* [Work required] Write out the listing word for word, starting at its first line and ending at the line that contains "Where is each", with both of those lines included.

* [Data]
····················
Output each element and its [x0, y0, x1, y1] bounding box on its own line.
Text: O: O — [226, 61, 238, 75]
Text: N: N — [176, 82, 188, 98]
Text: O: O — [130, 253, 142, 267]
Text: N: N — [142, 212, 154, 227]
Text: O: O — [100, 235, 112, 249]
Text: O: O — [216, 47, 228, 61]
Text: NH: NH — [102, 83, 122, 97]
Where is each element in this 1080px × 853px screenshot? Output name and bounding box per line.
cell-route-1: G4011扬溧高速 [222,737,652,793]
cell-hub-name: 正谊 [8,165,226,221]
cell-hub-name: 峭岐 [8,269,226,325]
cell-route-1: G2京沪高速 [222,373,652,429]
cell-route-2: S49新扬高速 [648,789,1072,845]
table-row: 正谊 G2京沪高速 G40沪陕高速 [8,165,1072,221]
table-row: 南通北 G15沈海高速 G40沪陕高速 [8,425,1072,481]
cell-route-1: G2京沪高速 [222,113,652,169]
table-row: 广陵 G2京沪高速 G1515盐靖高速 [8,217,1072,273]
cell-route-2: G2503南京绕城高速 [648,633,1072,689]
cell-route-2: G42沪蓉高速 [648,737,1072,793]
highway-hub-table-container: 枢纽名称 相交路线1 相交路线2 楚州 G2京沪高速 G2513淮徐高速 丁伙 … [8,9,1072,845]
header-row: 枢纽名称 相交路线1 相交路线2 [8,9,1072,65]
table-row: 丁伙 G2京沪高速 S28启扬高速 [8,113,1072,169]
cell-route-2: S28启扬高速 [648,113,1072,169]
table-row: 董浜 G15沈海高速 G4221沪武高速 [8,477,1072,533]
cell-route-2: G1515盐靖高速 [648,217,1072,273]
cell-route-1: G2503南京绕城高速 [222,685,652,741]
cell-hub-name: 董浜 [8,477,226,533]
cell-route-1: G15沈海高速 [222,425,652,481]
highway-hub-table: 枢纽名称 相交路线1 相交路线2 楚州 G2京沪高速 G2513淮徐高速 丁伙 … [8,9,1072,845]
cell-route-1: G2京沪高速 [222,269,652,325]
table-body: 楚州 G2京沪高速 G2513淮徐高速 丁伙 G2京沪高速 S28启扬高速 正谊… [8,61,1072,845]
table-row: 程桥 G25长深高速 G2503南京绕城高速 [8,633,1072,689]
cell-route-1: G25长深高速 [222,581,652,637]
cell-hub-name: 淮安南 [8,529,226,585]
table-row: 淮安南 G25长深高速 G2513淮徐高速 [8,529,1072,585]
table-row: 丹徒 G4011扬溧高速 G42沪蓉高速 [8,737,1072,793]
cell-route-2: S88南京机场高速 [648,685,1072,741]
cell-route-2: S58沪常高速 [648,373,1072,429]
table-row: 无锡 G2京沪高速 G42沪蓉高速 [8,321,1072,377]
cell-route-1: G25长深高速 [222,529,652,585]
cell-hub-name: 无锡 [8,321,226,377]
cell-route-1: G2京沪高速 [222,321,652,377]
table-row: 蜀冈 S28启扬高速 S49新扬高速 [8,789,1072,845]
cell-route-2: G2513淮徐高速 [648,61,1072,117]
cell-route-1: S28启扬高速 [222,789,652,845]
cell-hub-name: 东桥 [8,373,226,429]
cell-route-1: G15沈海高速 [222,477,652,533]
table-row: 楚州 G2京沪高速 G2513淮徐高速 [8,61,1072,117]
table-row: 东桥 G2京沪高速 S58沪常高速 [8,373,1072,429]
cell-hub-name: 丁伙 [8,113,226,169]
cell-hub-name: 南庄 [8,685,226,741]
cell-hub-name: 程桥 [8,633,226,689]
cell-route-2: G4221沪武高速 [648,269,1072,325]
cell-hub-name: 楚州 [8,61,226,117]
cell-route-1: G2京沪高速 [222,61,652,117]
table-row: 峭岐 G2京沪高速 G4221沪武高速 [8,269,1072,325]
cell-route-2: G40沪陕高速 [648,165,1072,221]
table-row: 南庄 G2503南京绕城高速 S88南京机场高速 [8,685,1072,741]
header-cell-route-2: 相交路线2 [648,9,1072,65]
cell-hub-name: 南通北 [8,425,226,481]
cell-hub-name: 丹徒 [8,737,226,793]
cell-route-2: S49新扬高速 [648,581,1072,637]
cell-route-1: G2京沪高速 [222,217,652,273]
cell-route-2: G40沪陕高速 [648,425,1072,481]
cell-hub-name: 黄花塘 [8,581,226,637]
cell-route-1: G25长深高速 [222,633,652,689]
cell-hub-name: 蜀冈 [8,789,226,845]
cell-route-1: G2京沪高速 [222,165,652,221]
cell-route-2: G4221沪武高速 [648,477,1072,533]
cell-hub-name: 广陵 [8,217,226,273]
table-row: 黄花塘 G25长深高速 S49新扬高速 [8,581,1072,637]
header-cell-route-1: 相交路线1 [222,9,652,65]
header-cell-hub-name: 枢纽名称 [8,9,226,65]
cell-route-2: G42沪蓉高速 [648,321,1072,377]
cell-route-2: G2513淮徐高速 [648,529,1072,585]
····················
* [Written solution]
Output each element and its [x0, y0, x1, y1] bounding box on its own line.
Text: O: O — [226, 61, 238, 75]
Text: N: N — [176, 82, 188, 98]
Text: O: O — [130, 253, 142, 267]
Text: N: N — [142, 212, 154, 227]
Text: O: O — [100, 235, 112, 249]
Text: O: O — [216, 47, 228, 61]
Text: NH: NH — [102, 83, 122, 97]
Where is each element in this 1080px × 853px screenshot? Output name and bounding box per line.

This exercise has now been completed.